WHAT YOU SHOULD DO:
Every entry must be copied word for word.

A run of records
+++++

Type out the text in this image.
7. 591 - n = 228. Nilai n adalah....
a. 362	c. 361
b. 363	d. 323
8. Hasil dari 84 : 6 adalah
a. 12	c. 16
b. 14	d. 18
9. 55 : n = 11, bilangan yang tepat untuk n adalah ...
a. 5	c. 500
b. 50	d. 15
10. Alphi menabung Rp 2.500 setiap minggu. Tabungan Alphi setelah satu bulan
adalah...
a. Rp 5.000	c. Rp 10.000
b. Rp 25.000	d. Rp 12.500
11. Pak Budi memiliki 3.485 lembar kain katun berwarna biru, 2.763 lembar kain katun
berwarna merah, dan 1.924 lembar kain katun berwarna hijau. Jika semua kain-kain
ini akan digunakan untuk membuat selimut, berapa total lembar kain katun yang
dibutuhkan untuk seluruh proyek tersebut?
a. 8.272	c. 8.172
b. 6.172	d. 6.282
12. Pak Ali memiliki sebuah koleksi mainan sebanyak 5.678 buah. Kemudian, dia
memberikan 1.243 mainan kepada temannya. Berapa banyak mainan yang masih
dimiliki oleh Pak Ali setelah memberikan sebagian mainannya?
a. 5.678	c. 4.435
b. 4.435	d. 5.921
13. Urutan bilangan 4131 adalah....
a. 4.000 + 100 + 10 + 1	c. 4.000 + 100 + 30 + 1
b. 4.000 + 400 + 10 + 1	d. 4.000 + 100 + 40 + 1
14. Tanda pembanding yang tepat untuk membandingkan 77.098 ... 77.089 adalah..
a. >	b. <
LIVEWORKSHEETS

+++++

RESPONSE FOR THIS EXERCISE:
Type out the text in this image.
7. 591 - n = 228. Nilai n adalah....
a. 362	c. 361
b. 363	d. 323
8. Hasil dari 84 : 6 adalah
a. 12	c. 16
b. 14	d. 18
9. 55 : n = 11, bilangan yang tepat untuk n adalah ...
a. 5	c. 500
b. 50	d. 15
10. Alphi menabung Rp 2.500 setiap minggu. Tabungan Alphi setelah satu bulan
adalah...
a. Rp 5.000	c. Rp 10.000
b. Rp 25.000	d. Rp 12.500
11. Pak Budi memiliki 3.485 lembar kain katun berwarna biru, 2.763 lembar kain katun
berwarna merah, dan 1.924 lembar kain katun berwarna hijau. Jika semua kain-kain
ini akan digunakan untuk membuat selimut, berapa total lembar kain katun yang
dibutuhkan untuk seluruh proyek tersebut?
a. 8.272	c. 8.172
b. 6.172	d. 6.282
12. Pak Ali memiliki sebuah koleksi mainan sebanyak 5.678 buah. Kemudian, dia
memberikan 1.243 mainan kepada temannya. Berapa banyak mainan yang masih
dimiliki oleh Pak Ali setelah memberikan sebagian mainannya?
a. 5.678	c. 4.435
b. 4.435	d. 5.921
13. Urutan bilangan 4131 adalah....
a. 4.000 + 100 + 10 + 1	c. 4.000 + 100 + 30 + 1
b. 4.000 + 400 + 10 + 1	d. 4.000 + 100 + 40 + 1
14. Tanda pembanding yang tepat untuk membandingkan 77.098 ... 77.089 adalah..
a. >	b. <
LIVEWORKSHEETS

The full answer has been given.